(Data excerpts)
** Start **
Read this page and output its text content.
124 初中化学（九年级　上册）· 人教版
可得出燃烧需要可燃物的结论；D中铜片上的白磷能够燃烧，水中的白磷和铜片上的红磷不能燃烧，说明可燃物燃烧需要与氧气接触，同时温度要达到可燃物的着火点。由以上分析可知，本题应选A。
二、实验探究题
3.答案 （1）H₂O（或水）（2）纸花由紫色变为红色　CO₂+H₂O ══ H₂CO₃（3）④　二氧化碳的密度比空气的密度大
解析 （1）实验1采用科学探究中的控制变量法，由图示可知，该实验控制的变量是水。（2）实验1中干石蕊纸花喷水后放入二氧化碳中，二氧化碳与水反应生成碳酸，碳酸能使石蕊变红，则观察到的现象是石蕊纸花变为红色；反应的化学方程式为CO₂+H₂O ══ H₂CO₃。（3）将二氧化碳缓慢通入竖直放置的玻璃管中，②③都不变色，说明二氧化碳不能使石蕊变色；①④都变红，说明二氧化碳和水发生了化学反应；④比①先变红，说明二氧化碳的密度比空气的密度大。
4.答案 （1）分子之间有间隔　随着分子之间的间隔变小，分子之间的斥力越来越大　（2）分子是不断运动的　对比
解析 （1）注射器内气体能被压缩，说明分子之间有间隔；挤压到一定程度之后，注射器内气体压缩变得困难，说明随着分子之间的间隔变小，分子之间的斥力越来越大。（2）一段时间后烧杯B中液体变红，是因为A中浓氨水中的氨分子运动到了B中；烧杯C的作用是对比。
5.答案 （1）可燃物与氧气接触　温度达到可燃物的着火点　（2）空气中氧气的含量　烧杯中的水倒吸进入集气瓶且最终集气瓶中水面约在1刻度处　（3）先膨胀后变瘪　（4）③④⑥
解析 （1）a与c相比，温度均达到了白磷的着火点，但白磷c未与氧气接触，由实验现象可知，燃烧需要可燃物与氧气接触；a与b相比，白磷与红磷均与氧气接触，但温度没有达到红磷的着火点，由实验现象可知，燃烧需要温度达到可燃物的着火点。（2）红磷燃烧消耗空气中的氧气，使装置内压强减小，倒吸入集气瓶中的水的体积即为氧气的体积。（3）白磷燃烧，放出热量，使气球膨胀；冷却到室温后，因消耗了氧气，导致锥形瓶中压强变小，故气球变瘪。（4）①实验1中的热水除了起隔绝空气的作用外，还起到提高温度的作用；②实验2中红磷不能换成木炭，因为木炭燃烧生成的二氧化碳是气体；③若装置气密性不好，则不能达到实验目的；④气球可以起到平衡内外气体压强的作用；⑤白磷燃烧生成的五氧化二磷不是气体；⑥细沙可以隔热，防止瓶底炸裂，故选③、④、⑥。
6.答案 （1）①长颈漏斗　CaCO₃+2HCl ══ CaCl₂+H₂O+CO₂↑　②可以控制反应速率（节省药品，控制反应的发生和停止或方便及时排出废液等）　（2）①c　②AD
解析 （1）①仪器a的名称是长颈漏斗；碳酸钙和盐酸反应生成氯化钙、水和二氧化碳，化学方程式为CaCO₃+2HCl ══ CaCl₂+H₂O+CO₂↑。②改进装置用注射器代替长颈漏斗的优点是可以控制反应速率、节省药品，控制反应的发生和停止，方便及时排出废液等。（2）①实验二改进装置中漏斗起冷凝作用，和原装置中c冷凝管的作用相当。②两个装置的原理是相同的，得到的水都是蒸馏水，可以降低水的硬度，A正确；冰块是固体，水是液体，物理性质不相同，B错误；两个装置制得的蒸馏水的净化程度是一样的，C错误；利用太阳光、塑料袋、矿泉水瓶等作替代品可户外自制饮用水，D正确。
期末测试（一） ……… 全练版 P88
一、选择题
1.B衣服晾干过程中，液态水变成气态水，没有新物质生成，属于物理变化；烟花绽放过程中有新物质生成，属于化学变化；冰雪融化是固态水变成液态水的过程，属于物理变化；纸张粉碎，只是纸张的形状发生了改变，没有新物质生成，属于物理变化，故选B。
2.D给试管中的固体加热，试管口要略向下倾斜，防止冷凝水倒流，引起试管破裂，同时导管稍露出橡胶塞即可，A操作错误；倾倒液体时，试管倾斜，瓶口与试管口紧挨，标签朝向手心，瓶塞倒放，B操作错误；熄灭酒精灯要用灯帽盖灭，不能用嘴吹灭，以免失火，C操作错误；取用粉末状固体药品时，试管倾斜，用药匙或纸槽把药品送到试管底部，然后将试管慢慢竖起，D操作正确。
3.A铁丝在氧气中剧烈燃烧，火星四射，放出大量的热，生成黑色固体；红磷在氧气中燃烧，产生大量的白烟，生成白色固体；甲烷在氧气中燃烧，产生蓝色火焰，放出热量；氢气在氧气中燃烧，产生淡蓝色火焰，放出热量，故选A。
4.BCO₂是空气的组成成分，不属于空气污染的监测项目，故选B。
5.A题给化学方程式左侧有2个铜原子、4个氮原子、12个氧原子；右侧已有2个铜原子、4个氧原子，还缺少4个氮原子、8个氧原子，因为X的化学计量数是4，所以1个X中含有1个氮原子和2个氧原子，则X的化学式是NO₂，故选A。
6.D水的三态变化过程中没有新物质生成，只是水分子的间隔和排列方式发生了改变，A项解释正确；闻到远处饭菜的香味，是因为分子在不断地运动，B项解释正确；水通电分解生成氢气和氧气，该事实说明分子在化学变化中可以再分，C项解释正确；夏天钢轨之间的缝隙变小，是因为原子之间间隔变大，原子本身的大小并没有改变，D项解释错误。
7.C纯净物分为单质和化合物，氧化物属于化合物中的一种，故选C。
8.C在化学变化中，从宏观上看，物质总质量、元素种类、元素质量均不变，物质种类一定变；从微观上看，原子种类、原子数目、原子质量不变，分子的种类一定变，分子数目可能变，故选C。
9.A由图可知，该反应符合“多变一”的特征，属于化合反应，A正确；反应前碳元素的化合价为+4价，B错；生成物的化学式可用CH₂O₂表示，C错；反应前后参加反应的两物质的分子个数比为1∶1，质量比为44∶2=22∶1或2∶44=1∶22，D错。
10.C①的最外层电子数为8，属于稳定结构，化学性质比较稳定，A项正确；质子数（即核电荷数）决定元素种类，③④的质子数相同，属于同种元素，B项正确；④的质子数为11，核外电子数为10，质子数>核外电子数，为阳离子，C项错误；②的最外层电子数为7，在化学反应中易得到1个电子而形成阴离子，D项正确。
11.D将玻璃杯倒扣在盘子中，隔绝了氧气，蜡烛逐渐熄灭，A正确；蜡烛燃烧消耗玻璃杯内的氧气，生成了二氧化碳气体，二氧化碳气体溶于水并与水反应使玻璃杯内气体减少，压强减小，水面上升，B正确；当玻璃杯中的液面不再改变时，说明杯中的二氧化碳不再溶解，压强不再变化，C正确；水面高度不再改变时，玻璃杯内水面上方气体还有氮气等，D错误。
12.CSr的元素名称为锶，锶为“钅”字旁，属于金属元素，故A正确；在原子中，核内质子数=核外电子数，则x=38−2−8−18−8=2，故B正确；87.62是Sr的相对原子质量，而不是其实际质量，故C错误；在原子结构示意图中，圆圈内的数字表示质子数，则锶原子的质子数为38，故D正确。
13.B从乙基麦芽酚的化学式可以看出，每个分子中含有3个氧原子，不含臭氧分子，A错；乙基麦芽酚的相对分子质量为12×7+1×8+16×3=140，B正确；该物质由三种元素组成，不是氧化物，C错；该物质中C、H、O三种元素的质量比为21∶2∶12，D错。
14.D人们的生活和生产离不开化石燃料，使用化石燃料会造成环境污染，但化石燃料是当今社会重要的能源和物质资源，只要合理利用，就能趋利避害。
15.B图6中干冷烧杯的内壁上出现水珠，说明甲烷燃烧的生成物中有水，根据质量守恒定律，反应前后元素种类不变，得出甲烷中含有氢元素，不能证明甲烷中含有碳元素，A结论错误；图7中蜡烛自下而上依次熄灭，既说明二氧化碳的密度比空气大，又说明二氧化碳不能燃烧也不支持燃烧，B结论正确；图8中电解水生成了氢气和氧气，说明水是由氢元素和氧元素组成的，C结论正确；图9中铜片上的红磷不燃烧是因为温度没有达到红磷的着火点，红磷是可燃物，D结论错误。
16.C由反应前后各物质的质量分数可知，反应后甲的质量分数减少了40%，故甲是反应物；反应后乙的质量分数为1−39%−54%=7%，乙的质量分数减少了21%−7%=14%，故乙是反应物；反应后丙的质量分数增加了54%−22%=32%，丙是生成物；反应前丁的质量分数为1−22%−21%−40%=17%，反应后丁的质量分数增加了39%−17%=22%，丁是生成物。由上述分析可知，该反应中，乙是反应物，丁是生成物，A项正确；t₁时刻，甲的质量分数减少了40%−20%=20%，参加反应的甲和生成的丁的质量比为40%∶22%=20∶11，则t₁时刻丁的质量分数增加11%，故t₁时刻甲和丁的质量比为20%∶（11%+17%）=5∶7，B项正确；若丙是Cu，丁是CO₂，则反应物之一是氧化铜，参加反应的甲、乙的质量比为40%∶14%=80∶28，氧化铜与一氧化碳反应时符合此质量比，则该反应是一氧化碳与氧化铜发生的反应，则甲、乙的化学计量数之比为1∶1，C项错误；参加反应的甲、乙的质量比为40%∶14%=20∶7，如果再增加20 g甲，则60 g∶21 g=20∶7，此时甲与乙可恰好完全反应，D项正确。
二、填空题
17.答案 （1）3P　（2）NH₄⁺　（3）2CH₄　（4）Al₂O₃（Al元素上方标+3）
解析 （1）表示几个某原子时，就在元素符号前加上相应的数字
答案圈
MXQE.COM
** End **
**Problem to solve**
Your reply is one number: how many lines of the records above contain the word "节省药品".

**Solution below**
2